──────── DATA FOR THE TASK

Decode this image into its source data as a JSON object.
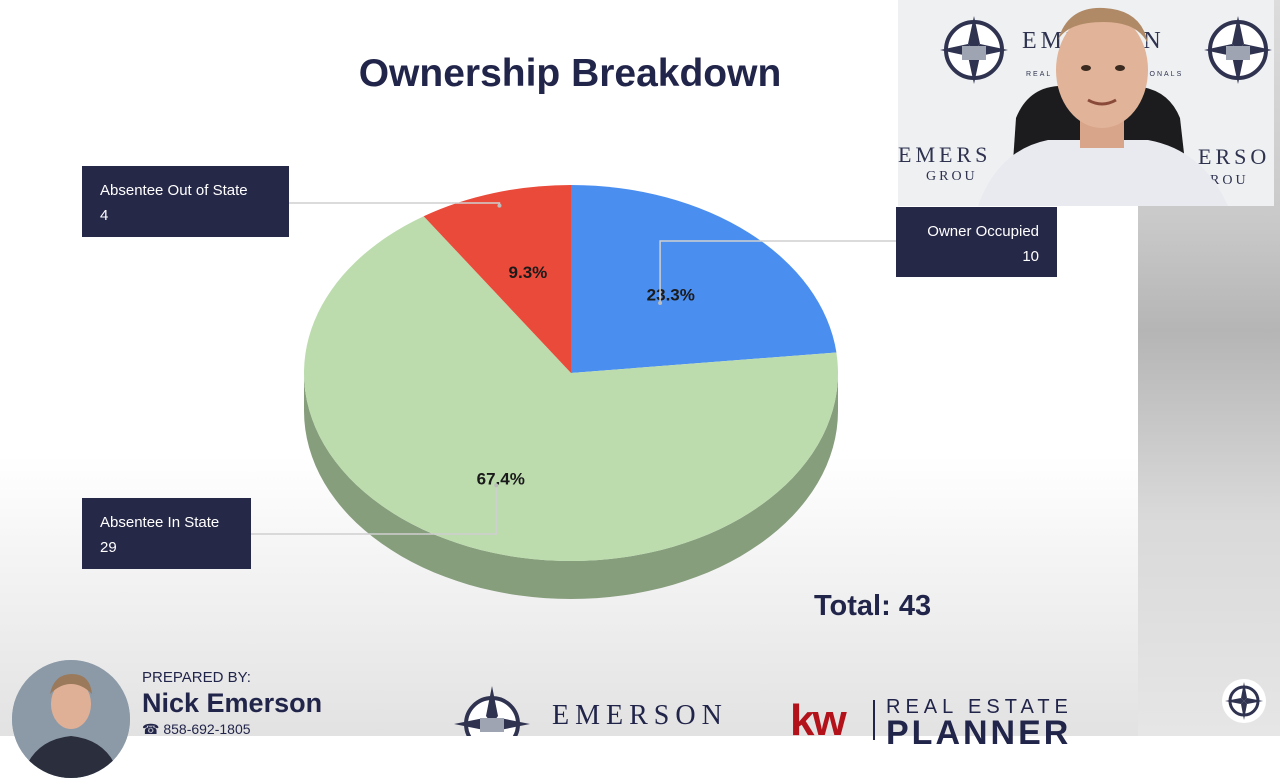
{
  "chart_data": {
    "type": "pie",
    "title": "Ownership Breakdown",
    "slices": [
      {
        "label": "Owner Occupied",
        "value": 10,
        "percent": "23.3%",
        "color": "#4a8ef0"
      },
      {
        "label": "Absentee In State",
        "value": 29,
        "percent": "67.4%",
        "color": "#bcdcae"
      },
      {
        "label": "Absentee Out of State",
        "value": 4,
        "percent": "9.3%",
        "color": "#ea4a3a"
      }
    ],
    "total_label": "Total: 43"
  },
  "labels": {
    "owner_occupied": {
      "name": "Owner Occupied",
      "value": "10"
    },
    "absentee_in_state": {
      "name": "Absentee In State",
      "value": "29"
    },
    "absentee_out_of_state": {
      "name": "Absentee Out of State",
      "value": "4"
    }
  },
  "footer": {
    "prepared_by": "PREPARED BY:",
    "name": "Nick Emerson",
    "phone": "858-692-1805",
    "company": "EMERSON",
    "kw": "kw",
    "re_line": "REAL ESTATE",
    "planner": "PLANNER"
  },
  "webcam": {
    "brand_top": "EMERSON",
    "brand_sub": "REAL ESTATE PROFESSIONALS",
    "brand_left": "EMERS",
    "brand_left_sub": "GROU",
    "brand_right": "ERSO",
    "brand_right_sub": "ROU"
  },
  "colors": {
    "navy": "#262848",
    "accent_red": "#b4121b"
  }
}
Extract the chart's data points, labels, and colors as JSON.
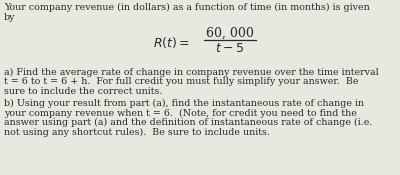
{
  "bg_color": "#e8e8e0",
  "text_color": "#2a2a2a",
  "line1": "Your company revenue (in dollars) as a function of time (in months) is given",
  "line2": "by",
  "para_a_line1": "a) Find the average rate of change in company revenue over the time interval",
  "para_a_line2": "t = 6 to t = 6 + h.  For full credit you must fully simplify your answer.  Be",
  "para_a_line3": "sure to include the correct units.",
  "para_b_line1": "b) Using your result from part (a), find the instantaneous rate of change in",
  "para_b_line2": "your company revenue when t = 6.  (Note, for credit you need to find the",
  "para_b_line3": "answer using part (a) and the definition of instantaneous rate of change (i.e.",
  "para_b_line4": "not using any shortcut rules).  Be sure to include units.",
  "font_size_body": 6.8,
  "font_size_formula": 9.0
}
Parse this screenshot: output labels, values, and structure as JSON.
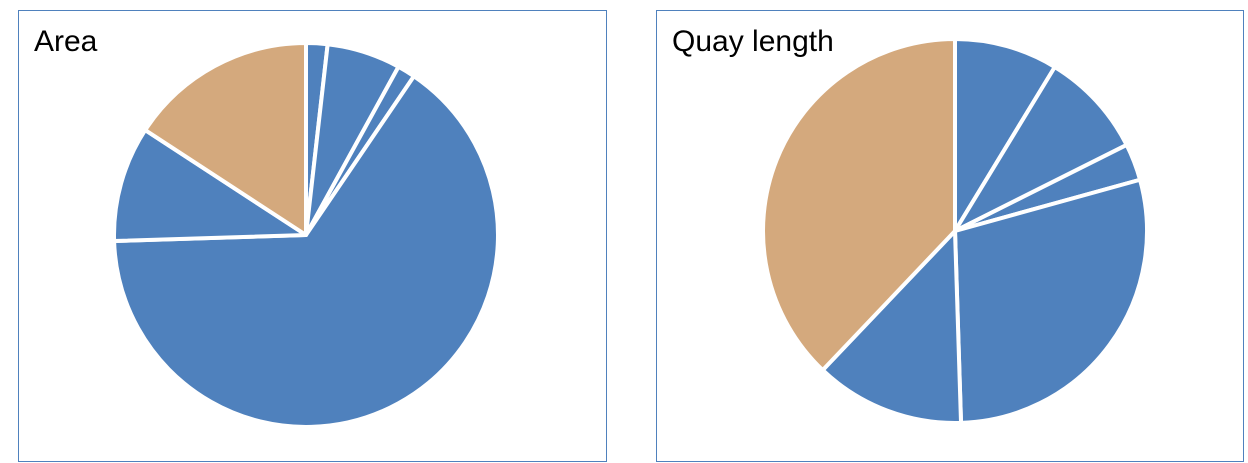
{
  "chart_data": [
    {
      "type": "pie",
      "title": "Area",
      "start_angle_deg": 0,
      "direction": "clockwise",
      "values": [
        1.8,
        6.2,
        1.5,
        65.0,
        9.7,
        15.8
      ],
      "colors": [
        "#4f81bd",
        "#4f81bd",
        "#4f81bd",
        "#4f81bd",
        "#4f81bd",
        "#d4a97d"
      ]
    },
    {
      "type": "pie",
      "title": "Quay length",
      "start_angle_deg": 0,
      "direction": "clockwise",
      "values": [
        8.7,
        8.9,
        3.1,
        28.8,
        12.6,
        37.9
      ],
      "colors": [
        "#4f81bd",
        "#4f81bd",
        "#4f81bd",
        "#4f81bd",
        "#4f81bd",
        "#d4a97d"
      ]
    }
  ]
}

────────────────

INSTRUCTIONS FOR THE TASK: Retype each entry precisely. Skip images entirely.

WRITTEN RESPONSE:
Decode this image into its source data as a JSON object.
{
  "chart_data": {
    "type": "pie",
    "title": "Ownership Breakdown",
    "slices": [
      {
        "label": "Owner Occupied",
        "value": 10,
        "percent": "23.3%",
        "color": "#4a8ef0"
      },
      {
        "label": "Absentee In State",
        "value": 29,
        "percent": "67.4%",
        "color": "#bcdcae"
      },
      {
        "label": "Absentee Out of State",
        "value": 4,
        "percent": "9.3%",
        "color": "#ea4a3a"
      }
    ],
    "total_label": "Total: 43"
  },
  "labels": {
    "owner_occupied": {
      "name": "Owner Occupied",
      "value": "10"
    },
    "absentee_in_state": {
      "name": "Absentee In State",
      "value": "29"
    },
    "absentee_out_of_state": {
      "name": "Absentee Out of State",
      "value": "4"
    }
  },
  "footer": {
    "prepared_by": "PREPARED BY:",
    "name": "Nick Emerson",
    "phone": "858-692-1805",
    "company": "EMERSON",
    "kw": "kw",
    "re_line": "REAL ESTATE",
    "planner": "PLANNER"
  },
  "webcam": {
    "brand_top": "EMERSON",
    "brand_sub": "REAL ESTATE PROFESSIONALS",
    "brand_left": "EMERS",
    "brand_left_sub": "GROU",
    "brand_right": "ERSO",
    "brand_right_sub": "ROU"
  },
  "colors": {
    "navy": "#262848",
    "accent_red": "#b4121b"
  }
}
Extract the chart's data points, labels, and colors as JSON.
{
  "bg_color": "#e8e8e0",
  "text_color": "#2a2a2a",
  "line1": "Your company revenue (in dollars) as a function of time (in months) is given",
  "line2": "by",
  "para_a_line1": "a) Find the average rate of change in company revenue over the time interval",
  "para_a_line2": "t = 6 to t = 6 + h.  For full credit you must fully simplify your answer.  Be",
  "para_a_line3": "sure to include the correct units.",
  "para_b_line1": "b) Using your result from part (a), find the instantaneous rate of change in",
  "para_b_line2": "your company revenue when t = 6.  (Note, for credit you need to find the",
  "para_b_line3": "answer using part (a) and the definition of instantaneous rate of change (i.e.",
  "para_b_line4": "not using any shortcut rules).  Be sure to include units.",
  "font_size_body": 6.8,
  "font_size_formula": 9.0
}
Parse this screenshot: output labels, values, and structure as JSON.
{
  "chart_data": [
    {
      "type": "pie",
      "title": "Area",
      "start_angle_deg": 0,
      "direction": "clockwise",
      "values": [
        1.8,
        6.2,
        1.5,
        65.0,
        9.7,
        15.8
      ],
      "colors": [
        "#4f81bd",
        "#4f81bd",
        "#4f81bd",
        "#4f81bd",
        "#4f81bd",
        "#d4a97d"
      ]
    },
    {
      "type": "pie",
      "title": "Quay length",
      "start_angle_deg": 0,
      "direction": "clockwise",
      "values": [
        8.7,
        8.9,
        3.1,
        28.8,
        12.6,
        37.9
      ],
      "colors": [
        "#4f81bd",
        "#4f81bd",
        "#4f81bd",
        "#4f81bd",
        "#4f81bd",
        "#d4a97d"
      ]
    }
  ]
}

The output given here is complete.